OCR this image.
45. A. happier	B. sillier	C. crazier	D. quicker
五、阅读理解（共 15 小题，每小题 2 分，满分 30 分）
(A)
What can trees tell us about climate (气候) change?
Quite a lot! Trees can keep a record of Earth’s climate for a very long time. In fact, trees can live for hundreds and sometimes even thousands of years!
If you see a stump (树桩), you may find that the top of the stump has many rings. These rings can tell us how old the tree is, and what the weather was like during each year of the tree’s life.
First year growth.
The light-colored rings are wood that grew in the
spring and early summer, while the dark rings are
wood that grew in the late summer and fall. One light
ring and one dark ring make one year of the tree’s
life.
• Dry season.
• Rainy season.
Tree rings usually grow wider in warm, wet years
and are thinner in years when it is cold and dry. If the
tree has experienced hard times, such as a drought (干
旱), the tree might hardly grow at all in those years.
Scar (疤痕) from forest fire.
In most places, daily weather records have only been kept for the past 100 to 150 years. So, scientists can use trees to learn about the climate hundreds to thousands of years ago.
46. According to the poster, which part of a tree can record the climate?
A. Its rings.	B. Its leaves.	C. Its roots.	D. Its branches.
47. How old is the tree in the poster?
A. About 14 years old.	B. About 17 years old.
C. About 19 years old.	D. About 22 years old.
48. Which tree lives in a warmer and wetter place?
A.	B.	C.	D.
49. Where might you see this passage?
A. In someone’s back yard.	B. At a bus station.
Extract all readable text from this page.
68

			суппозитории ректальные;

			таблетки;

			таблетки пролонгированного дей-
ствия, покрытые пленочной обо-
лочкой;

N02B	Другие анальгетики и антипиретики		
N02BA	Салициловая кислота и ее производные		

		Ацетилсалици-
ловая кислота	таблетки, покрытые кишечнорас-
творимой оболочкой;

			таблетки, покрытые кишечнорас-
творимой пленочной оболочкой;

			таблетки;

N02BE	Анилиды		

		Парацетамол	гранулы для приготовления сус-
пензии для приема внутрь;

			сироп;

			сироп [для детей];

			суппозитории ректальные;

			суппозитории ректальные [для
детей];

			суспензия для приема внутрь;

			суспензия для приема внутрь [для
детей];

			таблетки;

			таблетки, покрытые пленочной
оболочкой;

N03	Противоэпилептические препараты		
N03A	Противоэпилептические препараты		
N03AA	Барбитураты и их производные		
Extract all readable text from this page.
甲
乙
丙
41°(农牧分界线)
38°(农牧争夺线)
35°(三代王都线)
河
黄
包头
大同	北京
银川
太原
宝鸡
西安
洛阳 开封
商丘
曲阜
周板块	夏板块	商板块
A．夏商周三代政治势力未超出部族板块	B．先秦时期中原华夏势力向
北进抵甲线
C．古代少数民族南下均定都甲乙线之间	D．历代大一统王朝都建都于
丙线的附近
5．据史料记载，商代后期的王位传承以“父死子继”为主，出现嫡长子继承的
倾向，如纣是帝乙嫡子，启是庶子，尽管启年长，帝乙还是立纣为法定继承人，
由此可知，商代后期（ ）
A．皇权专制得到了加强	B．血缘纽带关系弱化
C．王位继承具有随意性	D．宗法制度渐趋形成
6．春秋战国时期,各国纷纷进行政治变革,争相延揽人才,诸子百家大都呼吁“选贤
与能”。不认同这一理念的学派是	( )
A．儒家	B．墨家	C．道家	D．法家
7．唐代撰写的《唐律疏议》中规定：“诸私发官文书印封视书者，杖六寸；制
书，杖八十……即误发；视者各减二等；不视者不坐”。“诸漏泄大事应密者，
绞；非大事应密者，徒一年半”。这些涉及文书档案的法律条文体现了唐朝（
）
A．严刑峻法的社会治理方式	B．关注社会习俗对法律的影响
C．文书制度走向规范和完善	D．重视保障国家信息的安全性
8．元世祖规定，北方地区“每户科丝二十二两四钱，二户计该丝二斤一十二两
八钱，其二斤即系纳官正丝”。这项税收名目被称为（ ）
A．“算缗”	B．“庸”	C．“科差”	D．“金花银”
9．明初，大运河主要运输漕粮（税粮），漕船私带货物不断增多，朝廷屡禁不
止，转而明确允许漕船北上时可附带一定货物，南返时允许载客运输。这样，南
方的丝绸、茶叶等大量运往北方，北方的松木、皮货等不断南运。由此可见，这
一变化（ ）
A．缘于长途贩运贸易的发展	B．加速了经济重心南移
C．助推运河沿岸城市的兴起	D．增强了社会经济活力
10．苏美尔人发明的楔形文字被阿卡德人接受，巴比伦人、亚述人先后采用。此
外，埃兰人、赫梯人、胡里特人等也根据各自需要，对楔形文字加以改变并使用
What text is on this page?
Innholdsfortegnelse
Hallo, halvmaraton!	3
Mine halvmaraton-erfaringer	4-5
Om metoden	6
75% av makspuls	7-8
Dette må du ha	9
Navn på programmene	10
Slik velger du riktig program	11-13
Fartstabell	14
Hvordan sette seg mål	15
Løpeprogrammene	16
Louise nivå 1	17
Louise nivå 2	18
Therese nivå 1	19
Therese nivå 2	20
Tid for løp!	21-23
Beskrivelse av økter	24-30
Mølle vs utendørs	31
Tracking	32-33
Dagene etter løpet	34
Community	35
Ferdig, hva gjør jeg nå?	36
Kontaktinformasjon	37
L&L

═══

◆ TASK DESCRIPTION
Among the entries, how many lines contain the string "halvmaraton"? Give the number without anything else.

◆ RESPONSE
2